• _ITEMS_

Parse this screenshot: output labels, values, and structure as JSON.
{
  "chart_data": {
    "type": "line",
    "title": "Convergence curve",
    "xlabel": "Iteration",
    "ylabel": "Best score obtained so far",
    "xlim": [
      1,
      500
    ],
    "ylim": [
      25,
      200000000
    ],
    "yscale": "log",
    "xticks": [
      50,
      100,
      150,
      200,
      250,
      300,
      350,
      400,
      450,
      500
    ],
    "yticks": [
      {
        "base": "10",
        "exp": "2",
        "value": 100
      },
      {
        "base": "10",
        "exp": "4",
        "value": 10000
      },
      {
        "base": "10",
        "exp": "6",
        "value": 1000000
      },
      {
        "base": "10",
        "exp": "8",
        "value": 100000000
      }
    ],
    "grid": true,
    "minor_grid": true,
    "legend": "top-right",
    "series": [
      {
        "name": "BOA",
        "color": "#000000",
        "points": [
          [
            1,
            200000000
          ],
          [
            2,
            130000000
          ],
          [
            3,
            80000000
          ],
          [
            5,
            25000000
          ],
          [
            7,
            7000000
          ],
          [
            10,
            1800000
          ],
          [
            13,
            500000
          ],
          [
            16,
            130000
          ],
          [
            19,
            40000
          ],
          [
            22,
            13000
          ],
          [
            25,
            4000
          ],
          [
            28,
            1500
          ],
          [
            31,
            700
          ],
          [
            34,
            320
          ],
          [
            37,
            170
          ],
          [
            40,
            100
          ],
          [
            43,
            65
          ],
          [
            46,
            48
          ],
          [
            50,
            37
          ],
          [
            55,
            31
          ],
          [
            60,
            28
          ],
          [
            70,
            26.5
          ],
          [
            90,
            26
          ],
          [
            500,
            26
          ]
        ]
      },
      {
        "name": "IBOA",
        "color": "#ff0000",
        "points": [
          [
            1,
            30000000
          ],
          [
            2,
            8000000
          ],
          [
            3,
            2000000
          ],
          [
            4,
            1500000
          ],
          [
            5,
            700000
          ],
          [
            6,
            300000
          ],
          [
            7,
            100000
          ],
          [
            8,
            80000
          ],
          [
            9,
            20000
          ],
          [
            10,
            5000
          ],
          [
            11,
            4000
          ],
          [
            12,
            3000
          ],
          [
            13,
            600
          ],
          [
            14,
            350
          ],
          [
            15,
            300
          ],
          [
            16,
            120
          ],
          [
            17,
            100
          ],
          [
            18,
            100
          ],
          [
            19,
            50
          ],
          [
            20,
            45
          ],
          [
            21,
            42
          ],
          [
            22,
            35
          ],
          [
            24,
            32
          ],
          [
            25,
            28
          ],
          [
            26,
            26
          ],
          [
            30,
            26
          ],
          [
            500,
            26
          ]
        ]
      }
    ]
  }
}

• _GIVEN EXERCISE_
Please set down all the data word for word.

• _CORRECT RESPONSE_
Parse this screenshot: output labels, values, and structure as JSON.
{
  "chart_data": {
    "type": "line",
    "title": "Convergence curve",
    "xlabel": "Iteration",
    "ylabel": "Best score obtained so far",
    "xlim": [
      1,
      500
    ],
    "ylim": [
      25,
      200000000
    ],
    "yscale": "log",
    "xticks": [
      50,
      100,
      150,
      200,
      250,
      300,
      350,
      400,
      450,
      500
    ],
    "yticks": [
      {
        "base": "10",
        "exp": "2",
        "value": 100
      },
      {
        "base": "10",
        "exp": "4",
        "value": 10000
      },
      {
        "base": "10",
        "exp": "6",
        "value": 1000000
      },
      {
        "base": "10",
        "exp": "8",
        "value": 100000000
      }
    ],
    "grid": true,
    "minor_grid": true,
    "legend": "top-right",
    "series": [
      {
        "name": "BOA",
        "color": "#000000",
        "points": [
          [
            1,
            200000000
          ],
          [
            2,
            130000000
          ],
          [
            3,
            80000000
          ],
          [
            5,
            25000000
          ],
          [
            7,
            7000000
          ],
          [
            10,
            1800000
          ],
          [
            13,
            500000
          ],
          [
            16,
            130000
          ],
          [
            19,
            40000
          ],
          [
            22,
            13000
          ],
          [
            25,
            4000
          ],
          [
            28,
            1500
          ],
          [
            31,
            700
          ],
          [
            34,
            320
          ],
          [
            37,
            170
          ],
          [
            40,
            100
          ],
          [
            43,
            65
          ],
          [
            46,
            48
          ],
          [
            50,
            37
          ],
          [
            55,
            31
          ],
          [
            60,
            28
          ],
          [
            70,
            26.5
          ],
          [
            90,
            26
          ],
          [
            500,
            26
          ]
        ]
      },
      {
        "name": "IBOA",
        "color": "#ff0000",
        "points": [
          [
            1,
            30000000
          ],
          [
            2,
            8000000
          ],
          [
            3,
            2000000
          ],
          [
            4,
            1500000
          ],
          [
            5,
            700000
          ],
          [
            6,
            300000
          ],
          [
            7,
            100000
          ],
          [
            8,
            80000
          ],
          [
            9,
            20000
          ],
          [
            10,
            5000
          ],
          [
            11,
            4000
          ],
          [
            12,
            3000
          ],
          [
            13,
            600
          ],
          [
            14,
            350
          ],
          [
            15,
            300
          ],
          [
            16,
            120
          ],
          [
            17,
            100
          ],
          [
            18,
            100
          ],
          [
            19,
            50
          ],
          [
            20,
            45
          ],
          [
            21,
            42
          ],
          [
            22,
            35
          ],
          [
            24,
            32
          ],
          [
            25,
            28
          ],
          [
            26,
            26
          ],
          [
            30,
            26
          ],
          [
            500,
            26
          ]
        ]
      }
    ]
  }
}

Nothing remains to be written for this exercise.